Requirements
Restate, word for word, every line of the data.

Data for this task
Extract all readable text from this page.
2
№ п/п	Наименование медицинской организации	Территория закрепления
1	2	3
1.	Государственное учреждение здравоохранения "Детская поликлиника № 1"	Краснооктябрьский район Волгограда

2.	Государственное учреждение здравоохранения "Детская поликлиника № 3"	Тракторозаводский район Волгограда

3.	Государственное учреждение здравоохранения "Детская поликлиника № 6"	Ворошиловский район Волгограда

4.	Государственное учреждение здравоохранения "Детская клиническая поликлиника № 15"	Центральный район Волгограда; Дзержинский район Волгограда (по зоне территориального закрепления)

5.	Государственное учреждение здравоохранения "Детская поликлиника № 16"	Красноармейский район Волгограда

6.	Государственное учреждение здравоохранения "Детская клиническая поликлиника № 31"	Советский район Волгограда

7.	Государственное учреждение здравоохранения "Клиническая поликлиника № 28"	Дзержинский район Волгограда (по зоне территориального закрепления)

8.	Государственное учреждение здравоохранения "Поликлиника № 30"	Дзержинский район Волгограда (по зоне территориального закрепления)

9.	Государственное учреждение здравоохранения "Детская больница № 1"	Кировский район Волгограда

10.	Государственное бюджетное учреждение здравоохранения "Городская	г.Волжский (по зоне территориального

Result of this task
Extract all readable text from this page.
2
№ п/п	Наименование медицинской организации	Территория закрепления
1	2	3
1.	Государственное учреждение здравоохранения "Детская поликлиника № 1"	Краснооктябрьский район Волгограда

2.	Государственное учреждение здравоохранения "Детская поликлиника № 3"	Тракторозаводский район Волгограда

3.	Государственное учреждение здравоохранения "Детская поликлиника № 6"	Ворошиловский район Волгограда

4.	Государственное учреждение здравоохранения "Детская клиническая поликлиника № 15"	Центральный район Волгограда; Дзержинский район Волгограда (по зоне территориального закрепления)

5.	Государственное учреждение здравоохранения "Детская поликлиника № 16"	Красноармейский район Волгограда

6.	Государственное учреждение здравоохранения "Детская клиническая поликлиника № 31"	Советский район Волгограда

7.	Государственное учреждение здравоохранения "Клиническая поликлиника № 28"	Дзержинский район Волгограда (по зоне территориального закрепления)

8.	Государственное учреждение здравоохранения "Поликлиника № 30"	Дзержинский район Волгограда (по зоне территориального закрепления)

9.	Государственное учреждение здравоохранения "Детская больница № 1"	Кировский район Волгограда

10.	Государственное бюджетное учреждение здравоохранения "Городская	г.Волжский (по зоне территориального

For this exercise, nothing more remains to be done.